── Document section

Configuration

All parts of an ETL pipeline have access to the ETLContext class and can retrieve configuration parameters via env().

This configuration is backed by a dictionary passed to the context’s constructor. The following code demonstrates how to use environment variables to populate this dictionary:

context = ETLContext(env_vars=dict(os.environ))

Using environment variables makes it easy to configure the ETL pipeline externally.

The following parameters are currently recognized:

Configuration Parameters

Name

Domain

Description

NEO4J_URI

Neo4j Connection

Connection URL, such as neo4j://localhost:7687

NEO4J_USERNAME

Neo4j Connection

Database user that the ETL pipeline will use

NEO4J_PASSWORD

Neo4j Connection

Password for the specified database user

NEO4J_DATABASE

Neo4j Connection

Name of the database to use during the ETL pipeline

REPORTER_DATABASE

Reporting

Name of the database to store ETL metadata.
See Neo4j Reporter for more details. If not provided,
reporting will be done only to the console or a log file.

ETL_ERROR_PATH

Validation

Directory where error files should be created.
See Validation for more details. If not provided, error files will be placed into the same directory as the input files.

NEO4J_TEST_CONTAINER

Testing

Docker image name to use for testing, esp.: neo4j:5.26.1-enterprise.
See Testing for more details. If provided, TestContainers
will be used with the image name provided.

NEO4J_TEST_DATABASE

Testing

Name of the Neo4j database to use during integration testing.
Only considered if NEO4J_TEST_CONTAINER is not given.
Allows to run integration tests against an external Neo4j installation
without impacting other DBs.

────
── Raw data

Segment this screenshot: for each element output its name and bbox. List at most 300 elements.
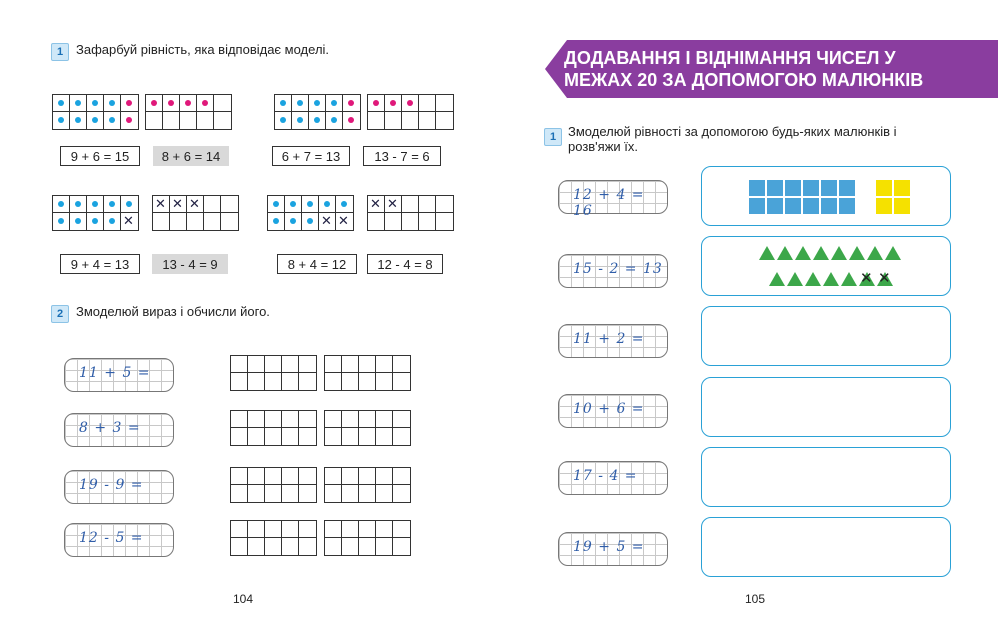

────

Problem statement
From the configuration documentation, name each parameter whose domain is given as Neo4j Connection.

Solution
NEO4J_URI, NEO4J_USERNAME, NEO4J_PASSWORD, NEO4J_DATABASE